> Task requirements: Repeat the listing in full, preserving every character.

[Given records start]

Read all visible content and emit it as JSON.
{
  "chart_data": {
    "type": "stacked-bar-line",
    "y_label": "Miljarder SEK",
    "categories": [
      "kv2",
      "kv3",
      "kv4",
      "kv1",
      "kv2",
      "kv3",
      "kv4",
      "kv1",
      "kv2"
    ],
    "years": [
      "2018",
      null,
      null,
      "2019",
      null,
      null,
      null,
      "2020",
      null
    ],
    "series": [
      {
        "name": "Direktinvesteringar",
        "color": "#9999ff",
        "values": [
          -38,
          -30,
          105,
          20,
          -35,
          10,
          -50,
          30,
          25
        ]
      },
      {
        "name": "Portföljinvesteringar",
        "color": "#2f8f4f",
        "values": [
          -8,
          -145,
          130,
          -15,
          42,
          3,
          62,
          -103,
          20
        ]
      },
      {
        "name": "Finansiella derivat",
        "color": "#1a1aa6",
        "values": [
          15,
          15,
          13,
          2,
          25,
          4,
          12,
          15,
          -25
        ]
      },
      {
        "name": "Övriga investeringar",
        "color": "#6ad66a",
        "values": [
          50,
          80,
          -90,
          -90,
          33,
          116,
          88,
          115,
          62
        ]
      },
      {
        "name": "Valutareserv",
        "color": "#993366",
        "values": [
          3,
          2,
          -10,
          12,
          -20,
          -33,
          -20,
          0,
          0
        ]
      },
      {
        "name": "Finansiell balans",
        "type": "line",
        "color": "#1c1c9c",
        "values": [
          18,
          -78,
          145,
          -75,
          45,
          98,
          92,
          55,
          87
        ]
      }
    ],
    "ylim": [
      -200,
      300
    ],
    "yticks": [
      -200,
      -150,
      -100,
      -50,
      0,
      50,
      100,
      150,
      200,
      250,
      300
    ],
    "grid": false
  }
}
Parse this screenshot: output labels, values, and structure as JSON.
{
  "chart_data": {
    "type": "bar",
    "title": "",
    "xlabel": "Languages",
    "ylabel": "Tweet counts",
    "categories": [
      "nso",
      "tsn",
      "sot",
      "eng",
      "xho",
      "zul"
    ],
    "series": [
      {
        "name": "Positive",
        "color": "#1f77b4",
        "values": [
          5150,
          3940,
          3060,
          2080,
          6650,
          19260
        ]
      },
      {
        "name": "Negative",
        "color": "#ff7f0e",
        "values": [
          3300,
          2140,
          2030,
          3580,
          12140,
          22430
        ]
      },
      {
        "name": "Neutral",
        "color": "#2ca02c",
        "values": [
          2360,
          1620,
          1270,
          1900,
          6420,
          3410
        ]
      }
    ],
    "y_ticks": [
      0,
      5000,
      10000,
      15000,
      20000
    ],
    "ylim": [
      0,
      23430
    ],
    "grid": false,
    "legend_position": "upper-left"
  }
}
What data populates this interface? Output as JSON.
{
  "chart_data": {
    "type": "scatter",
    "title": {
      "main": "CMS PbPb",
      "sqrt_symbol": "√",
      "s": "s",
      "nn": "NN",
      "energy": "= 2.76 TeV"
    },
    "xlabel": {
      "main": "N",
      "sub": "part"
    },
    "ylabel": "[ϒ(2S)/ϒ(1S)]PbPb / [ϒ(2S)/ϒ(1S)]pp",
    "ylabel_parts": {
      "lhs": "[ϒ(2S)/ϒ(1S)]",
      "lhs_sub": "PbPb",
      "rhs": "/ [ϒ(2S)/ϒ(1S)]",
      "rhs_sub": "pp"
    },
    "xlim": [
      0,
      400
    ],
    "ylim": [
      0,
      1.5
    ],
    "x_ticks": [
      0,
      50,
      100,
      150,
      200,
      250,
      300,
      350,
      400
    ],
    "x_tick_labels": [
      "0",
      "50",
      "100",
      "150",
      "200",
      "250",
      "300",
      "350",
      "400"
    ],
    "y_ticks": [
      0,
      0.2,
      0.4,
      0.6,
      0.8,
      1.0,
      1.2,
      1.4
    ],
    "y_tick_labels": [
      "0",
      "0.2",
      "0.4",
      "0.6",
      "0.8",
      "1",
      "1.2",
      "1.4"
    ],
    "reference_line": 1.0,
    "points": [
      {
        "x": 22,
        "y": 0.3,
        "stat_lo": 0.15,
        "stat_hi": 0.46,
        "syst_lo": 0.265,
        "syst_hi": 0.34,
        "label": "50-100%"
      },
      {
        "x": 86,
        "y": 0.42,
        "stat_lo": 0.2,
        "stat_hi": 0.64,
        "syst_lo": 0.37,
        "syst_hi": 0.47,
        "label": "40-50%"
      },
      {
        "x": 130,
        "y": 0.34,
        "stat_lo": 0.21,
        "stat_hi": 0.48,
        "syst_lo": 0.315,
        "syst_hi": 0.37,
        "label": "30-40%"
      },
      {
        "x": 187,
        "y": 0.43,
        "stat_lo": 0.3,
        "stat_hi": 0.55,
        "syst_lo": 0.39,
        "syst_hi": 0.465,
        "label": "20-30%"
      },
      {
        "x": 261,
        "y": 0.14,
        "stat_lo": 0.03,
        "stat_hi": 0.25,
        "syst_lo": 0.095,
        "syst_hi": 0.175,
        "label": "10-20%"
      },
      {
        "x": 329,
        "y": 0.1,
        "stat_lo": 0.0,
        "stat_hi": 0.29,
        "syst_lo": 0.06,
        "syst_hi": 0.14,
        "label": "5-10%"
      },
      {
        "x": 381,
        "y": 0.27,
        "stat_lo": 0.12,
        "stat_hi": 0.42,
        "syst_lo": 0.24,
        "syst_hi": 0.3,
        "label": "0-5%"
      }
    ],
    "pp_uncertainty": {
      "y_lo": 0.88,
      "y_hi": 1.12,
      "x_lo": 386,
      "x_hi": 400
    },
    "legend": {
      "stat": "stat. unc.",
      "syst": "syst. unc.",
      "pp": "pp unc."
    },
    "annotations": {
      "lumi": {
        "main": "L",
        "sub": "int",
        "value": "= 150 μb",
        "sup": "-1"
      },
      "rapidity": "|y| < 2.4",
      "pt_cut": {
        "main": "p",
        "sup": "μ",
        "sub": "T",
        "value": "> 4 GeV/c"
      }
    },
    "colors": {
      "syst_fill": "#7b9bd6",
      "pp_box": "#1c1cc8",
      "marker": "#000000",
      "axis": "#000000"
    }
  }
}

[Given records end]

> Answer for the task:
Read all visible content and emit it as JSON.
{
  "chart_data": {
    "type": "stacked-bar-line",
    "y_label": "Miljarder SEK",
    "categories": [
      "kv2",
      "kv3",
      "kv4",
      "kv1",
      "kv2",
      "kv3",
      "kv4",
      "kv1",
      "kv2"
    ],
    "years": [
      "2018",
      null,
      null,
      "2019",
      null,
      null,
      null,
      "2020",
      null
    ],
    "series": [
      {
        "name": "Direktinvesteringar",
        "color": "#9999ff",
        "values": [
          -38,
          -30,
          105,
          20,
          -35,
          10,
          -50,
          30,
          25
        ]
      },
      {
        "name": "Portföljinvesteringar",
        "color": "#2f8f4f",
        "values": [
          -8,
          -145,
          130,
          -15,
          42,
          3,
          62,
          -103,
          20
        ]
      },
      {
        "name": "Finansiella derivat",
        "color": "#1a1aa6",
        "values": [
          15,
          15,
          13,
          2,
          25,
          4,
          12,
          15,
          -25
        ]
      },
      {
        "name": "Övriga investeringar",
        "color": "#6ad66a",
        "values": [
          50,
          80,
          -90,
          -90,
          33,
          116,
          88,
          115,
          62
        ]
      },
      {
        "name": "Valutareserv",
        "color": "#993366",
        "values": [
          3,
          2,
          -10,
          12,
          -20,
          -33,
          -20,
          0,
          0
        ]
      },
      {
        "name": "Finansiell balans",
        "type": "line",
        "color": "#1c1c9c",
        "values": [
          18,
          -78,
          145,
          -75,
          45,
          98,
          92,
          55,
          87
        ]
      }
    ],
    "ylim": [
      -200,
      300
    ],
    "yticks": [
      -200,
      -150,
      -100,
      -50,
      0,
      50,
      100,
      150,
      200,
      250,
      300
    ],
    "grid": false
  }
}
Parse this screenshot: output labels, values, and structure as JSON.
{
  "chart_data": {
    "type": "bar",
    "title": "",
    "xlabel": "Languages",
    "ylabel": "Tweet counts",
    "categories": [
      "nso",
      "tsn",
      "sot",
      "eng",
      "xho",
      "zul"
    ],
    "series": [
      {
        "name": "Positive",
        "color": "#1f77b4",
        "values": [
          5150,
          3940,
          3060,
          2080,
          6650,
          19260
        ]
      },
      {
        "name": "Negative",
        "color": "#ff7f0e",
        "values": [
          3300,
          2140,
          2030,
          3580,
          12140,
          22430
        ]
      },
      {
        "name": "Neutral",
        "color": "#2ca02c",
        "values": [
          2360,
          1620,
          1270,
          1900,
          6420,
          3410
        ]
      }
    ],
    "y_ticks": [
      0,
      5000,
      10000,
      15000,
      20000
    ],
    "ylim": [
      0,
      23430
    ],
    "grid": false,
    "legend_position": "upper-left"
  }
}
What data populates this interface? Output as JSON.
{
  "chart_data": {
    "type": "scatter",
    "title": {
      "main": "CMS PbPb",
      "sqrt_symbol": "√",
      "s": "s",
      "nn": "NN",
      "energy": "= 2.76 TeV"
    },
    "xlabel": {
      "main": "N",
      "sub": "part"
    },
    "ylabel": "[ϒ(2S)/ϒ(1S)]PbPb / [ϒ(2S)/ϒ(1S)]pp",
    "ylabel_parts": {
      "lhs": "[ϒ(2S)/ϒ(1S)]",
      "lhs_sub": "PbPb",
      "rhs": "/ [ϒ(2S)/ϒ(1S)]",
      "rhs_sub": "pp"
    },
    "xlim": [
      0,
      400
    ],
    "ylim": [
      0,
      1.5
    ],
    "x_ticks": [
      0,
      50,
      100,
      150,
      200,
      250,
      300,
      350,
      400
    ],
    "x_tick_labels": [
      "0",
      "50",
      "100",
      "150",
      "200",
      "250",
      "300",
      "350",
      "400"
    ],
    "y_ticks": [
      0,
      0.2,
      0.4,
      0.6,
      0.8,
      1.0,
      1.2,
      1.4
    ],
    "y_tick_labels": [
      "0",
      "0.2",
      "0.4",
      "0.6",
      "0.8",
      "1",
      "1.2",
      "1.4"
    ],
    "reference_line": 1.0,
    "points": [
      {
        "x": 22,
        "y": 0.3,
        "stat_lo": 0.15,
        "stat_hi": 0.46,
        "syst_lo": 0.265,
        "syst_hi": 0.34,
        "label": "50-100%"
      },
      {
        "x": 86,
        "y": 0.42,
        "stat_lo": 0.2,
        "stat_hi": 0.64,
        "syst_lo": 0.37,
        "syst_hi": 0.47,
        "label": "40-50%"
      },
      {
        "x": 130,
        "y": 0.34,
        "stat_lo": 0.21,
        "stat_hi": 0.48,
        "syst_lo": 0.315,
        "syst_hi": 0.37,
        "label": "30-40%"
      },
      {
        "x": 187,
        "y": 0.43,
        "stat_lo": 0.3,
        "stat_hi": 0.55,
        "syst_lo": 0.39,
        "syst_hi": 0.465,
        "label": "20-30%"
      },
      {
        "x": 261,
        "y": 0.14,
        "stat_lo": 0.03,
        "stat_hi": 0.25,
        "syst_lo": 0.095,
        "syst_hi": 0.175,
        "label": "10-20%"
      },
      {
        "x": 329,
        "y": 0.1,
        "stat_lo": 0.0,
        "stat_hi": 0.29,
        "syst_lo": 0.06,
        "syst_hi": 0.14,
        "label": "5-10%"
      },
      {
        "x": 381,
        "y": 0.27,
        "stat_lo": 0.12,
        "stat_hi": 0.42,
        "syst_lo": 0.24,
        "syst_hi": 0.3,
        "label": "0-5%"
      }
    ],
    "pp_uncertainty": {
      "y_lo": 0.88,
      "y_hi": 1.12,
      "x_lo": 386,
      "x_hi": 400
    },
    "legend": {
      "stat": "stat. unc.",
      "syst": "syst. unc.",
      "pp": "pp unc."
    },
    "annotations": {
      "lumi": {
        "main": "L",
        "sub": "int",
        "value": "= 150 μb",
        "sup": "-1"
      },
      "rapidity": "|y| < 2.4",
      "pt_cut": {
        "main": "p",
        "sup": "μ",
        "sub": "T",
        "value": "> 4 GeV/c"
      }
    },
    "colors": {
      "syst_fill": "#7b9bd6",
      "pp_box": "#1c1cc8",
      "marker": "#000000",
      "axis": "#000000"
    }
  }
}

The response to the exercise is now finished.